* **Given exercise**: Extract all lines that hold the string "JSON".

* **Available records**:
%%
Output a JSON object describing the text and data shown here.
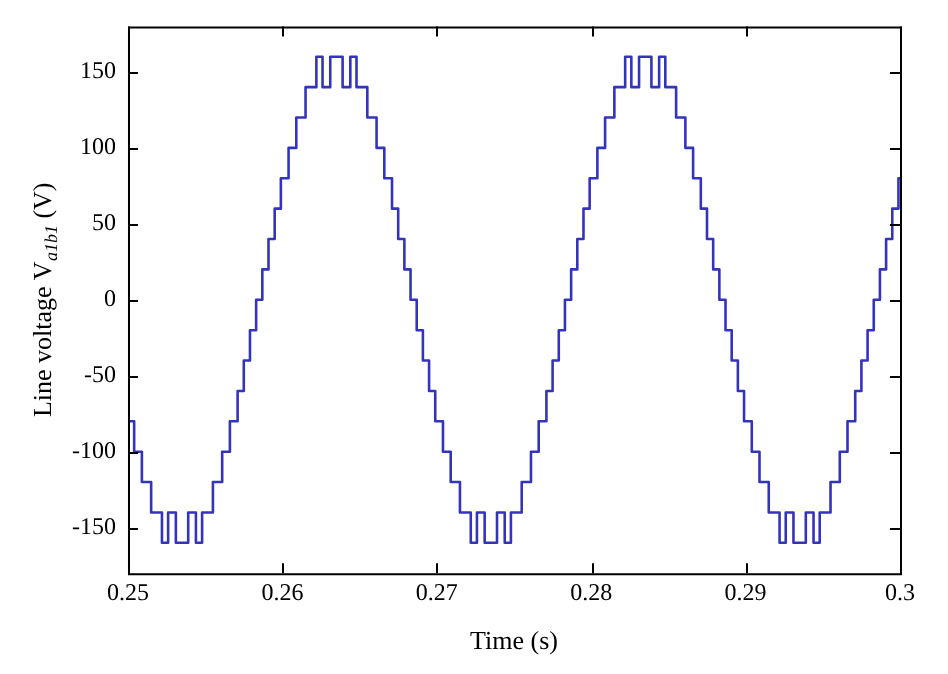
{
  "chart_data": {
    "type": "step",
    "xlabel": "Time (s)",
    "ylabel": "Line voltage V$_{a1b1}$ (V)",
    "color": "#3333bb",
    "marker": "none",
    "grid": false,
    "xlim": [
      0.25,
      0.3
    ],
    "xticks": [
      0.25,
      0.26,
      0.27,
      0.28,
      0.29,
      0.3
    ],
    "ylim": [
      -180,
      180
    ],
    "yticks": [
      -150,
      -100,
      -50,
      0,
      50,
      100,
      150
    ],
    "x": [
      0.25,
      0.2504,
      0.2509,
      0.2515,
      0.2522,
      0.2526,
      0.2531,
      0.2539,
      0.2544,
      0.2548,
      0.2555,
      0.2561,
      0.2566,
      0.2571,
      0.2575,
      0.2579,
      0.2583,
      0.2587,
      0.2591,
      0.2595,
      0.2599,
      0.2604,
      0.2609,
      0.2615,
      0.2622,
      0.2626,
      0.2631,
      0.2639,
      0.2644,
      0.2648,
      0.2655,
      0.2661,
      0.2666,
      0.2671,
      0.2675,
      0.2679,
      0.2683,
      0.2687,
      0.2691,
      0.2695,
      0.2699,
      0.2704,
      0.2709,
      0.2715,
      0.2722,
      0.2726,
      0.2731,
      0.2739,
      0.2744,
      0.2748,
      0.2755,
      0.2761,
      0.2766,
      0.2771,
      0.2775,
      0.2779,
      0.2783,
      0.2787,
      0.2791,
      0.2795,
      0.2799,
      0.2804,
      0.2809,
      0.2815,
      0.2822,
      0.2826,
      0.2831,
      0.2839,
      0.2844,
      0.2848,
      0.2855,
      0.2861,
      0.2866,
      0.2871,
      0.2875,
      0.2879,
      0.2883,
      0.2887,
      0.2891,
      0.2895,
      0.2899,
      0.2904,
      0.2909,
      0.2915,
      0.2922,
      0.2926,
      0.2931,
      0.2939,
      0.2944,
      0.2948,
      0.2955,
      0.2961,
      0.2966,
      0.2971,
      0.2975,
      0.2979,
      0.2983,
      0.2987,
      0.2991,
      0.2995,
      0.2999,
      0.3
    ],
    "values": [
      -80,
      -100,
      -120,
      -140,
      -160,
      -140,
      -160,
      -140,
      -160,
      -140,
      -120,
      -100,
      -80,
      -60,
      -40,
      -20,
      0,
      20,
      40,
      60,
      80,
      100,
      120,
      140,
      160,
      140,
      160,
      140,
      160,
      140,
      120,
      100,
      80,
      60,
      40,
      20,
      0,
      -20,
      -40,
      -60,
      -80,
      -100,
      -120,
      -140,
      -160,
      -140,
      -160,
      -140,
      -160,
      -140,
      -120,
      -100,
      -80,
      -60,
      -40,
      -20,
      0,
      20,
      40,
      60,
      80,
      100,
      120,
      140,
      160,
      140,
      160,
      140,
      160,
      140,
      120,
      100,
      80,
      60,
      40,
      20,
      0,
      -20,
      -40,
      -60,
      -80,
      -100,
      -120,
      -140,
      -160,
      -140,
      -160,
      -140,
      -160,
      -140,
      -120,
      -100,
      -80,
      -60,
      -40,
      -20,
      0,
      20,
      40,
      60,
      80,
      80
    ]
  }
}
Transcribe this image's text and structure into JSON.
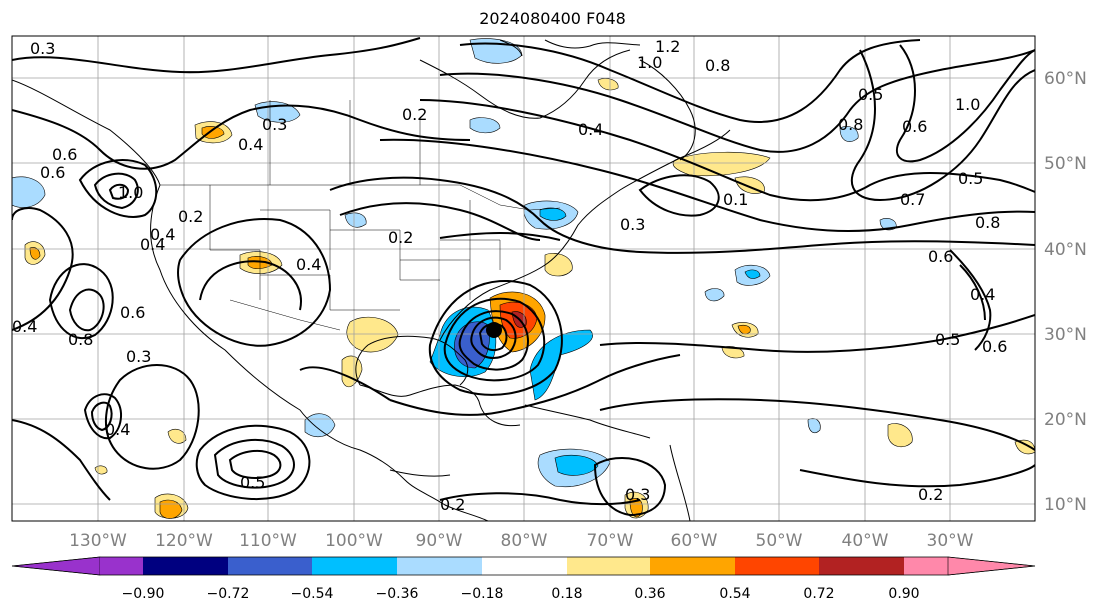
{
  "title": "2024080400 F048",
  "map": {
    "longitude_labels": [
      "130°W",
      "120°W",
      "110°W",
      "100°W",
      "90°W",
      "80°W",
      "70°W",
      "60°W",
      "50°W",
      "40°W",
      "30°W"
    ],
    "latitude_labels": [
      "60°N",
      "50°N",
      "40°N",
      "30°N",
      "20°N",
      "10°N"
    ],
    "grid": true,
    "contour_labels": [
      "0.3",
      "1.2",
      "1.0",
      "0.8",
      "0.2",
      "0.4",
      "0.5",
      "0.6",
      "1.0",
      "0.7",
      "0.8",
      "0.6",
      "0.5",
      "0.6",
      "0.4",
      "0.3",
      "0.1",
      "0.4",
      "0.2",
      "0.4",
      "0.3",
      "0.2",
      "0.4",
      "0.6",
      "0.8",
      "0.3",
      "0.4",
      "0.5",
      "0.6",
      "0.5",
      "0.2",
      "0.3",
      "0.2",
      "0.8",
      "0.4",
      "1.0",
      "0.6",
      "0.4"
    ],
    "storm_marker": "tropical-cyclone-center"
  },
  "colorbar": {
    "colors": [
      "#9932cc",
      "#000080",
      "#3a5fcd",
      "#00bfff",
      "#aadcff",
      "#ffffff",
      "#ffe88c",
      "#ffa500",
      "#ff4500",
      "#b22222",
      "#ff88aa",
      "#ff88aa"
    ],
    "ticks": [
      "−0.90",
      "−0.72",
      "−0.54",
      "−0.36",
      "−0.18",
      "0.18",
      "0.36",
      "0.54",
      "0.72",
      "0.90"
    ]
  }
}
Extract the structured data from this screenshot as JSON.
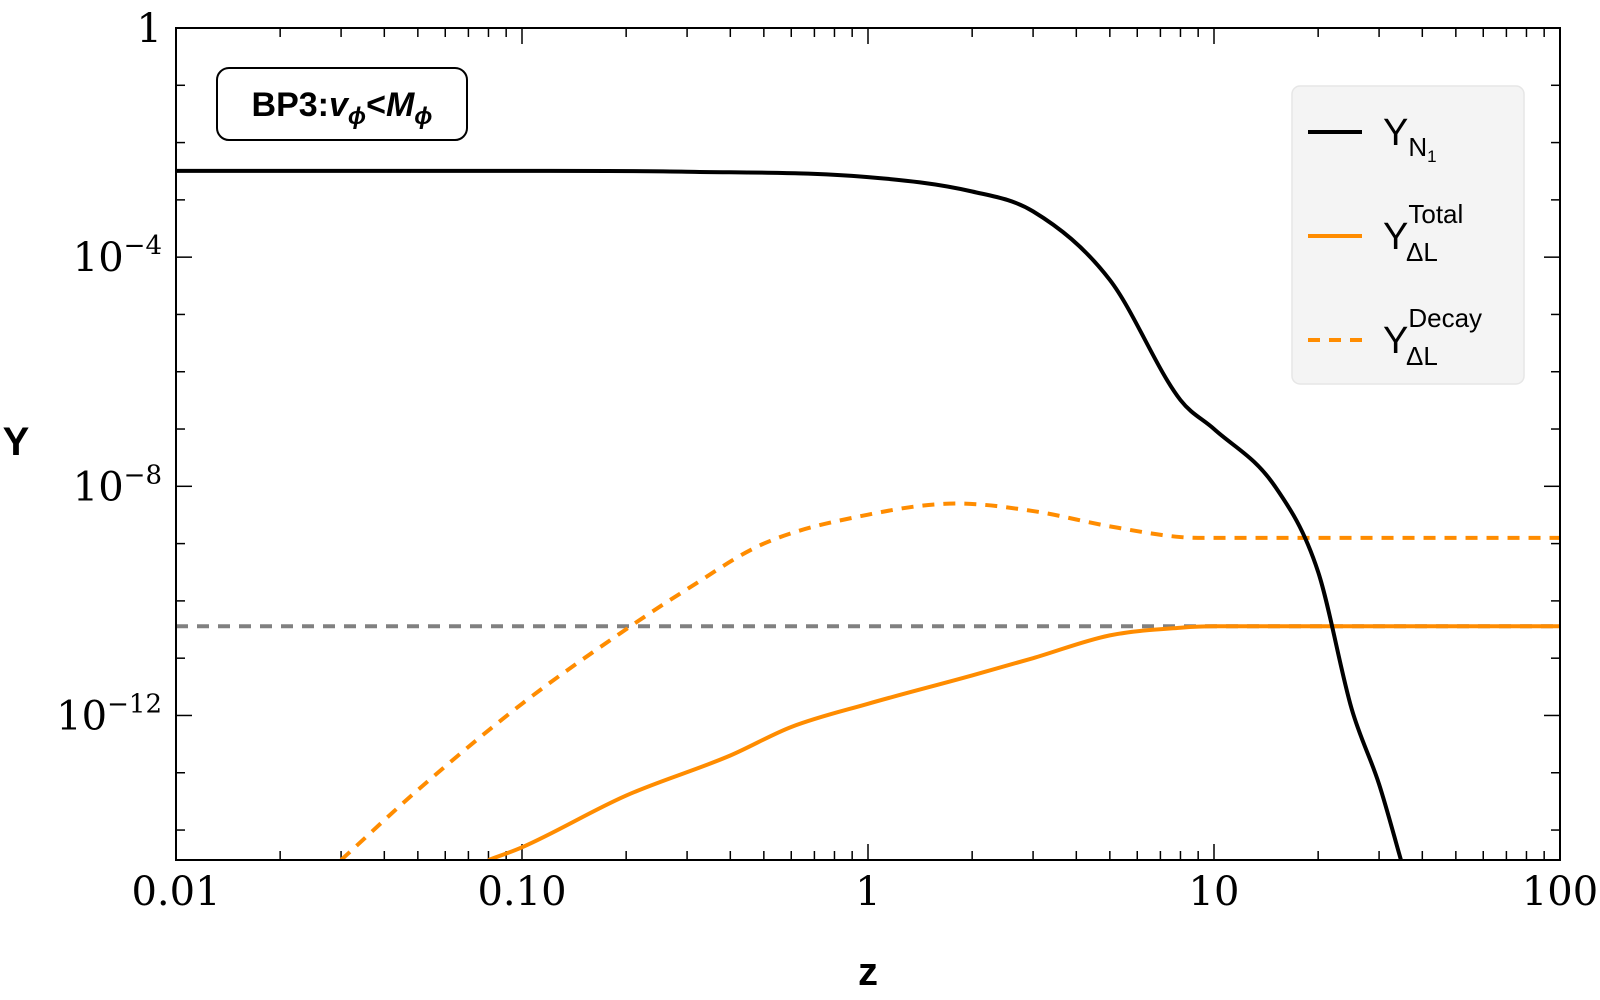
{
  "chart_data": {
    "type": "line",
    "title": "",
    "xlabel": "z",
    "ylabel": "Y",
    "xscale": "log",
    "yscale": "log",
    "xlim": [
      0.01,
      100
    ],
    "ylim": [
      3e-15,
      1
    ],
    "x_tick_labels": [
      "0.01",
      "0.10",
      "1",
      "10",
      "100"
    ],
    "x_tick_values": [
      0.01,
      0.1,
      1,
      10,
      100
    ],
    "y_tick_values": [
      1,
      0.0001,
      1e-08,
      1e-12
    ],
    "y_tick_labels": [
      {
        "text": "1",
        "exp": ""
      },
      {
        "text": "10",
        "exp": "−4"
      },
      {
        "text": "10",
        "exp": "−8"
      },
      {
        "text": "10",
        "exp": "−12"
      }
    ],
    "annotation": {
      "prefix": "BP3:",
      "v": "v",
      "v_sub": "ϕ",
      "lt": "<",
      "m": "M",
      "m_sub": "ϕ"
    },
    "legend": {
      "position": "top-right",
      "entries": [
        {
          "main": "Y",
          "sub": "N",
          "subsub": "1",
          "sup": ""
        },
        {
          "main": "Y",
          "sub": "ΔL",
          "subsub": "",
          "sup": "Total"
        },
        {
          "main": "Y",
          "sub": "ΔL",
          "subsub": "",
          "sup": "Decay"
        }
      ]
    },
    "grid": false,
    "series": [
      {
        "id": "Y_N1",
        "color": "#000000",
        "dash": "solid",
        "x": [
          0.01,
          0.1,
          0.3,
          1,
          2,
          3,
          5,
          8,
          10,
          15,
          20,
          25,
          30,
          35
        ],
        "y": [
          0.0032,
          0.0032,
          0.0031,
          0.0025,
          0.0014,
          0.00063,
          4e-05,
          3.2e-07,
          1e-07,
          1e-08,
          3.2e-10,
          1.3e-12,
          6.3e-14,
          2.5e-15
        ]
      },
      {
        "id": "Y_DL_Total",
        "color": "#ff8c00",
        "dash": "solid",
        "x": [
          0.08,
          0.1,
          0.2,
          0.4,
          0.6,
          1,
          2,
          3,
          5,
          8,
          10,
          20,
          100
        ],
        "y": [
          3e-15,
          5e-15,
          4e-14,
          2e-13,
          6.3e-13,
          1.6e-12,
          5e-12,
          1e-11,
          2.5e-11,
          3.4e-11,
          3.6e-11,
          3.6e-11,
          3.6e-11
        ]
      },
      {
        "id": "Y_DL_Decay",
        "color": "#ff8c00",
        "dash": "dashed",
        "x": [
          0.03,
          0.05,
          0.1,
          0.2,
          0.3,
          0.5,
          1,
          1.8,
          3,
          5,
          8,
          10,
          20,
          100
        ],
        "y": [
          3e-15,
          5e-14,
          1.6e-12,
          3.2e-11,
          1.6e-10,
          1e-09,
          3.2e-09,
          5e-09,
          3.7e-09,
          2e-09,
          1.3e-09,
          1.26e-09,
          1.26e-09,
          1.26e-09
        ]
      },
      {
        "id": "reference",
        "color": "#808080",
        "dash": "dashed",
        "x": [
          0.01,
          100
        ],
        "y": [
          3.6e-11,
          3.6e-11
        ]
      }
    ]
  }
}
%%
* **Written response**:
Output a JSON object describing the text and data shown here.
Transcribe this image's text and structure into JSON.
Extract the structured data from this screenshot as JSON.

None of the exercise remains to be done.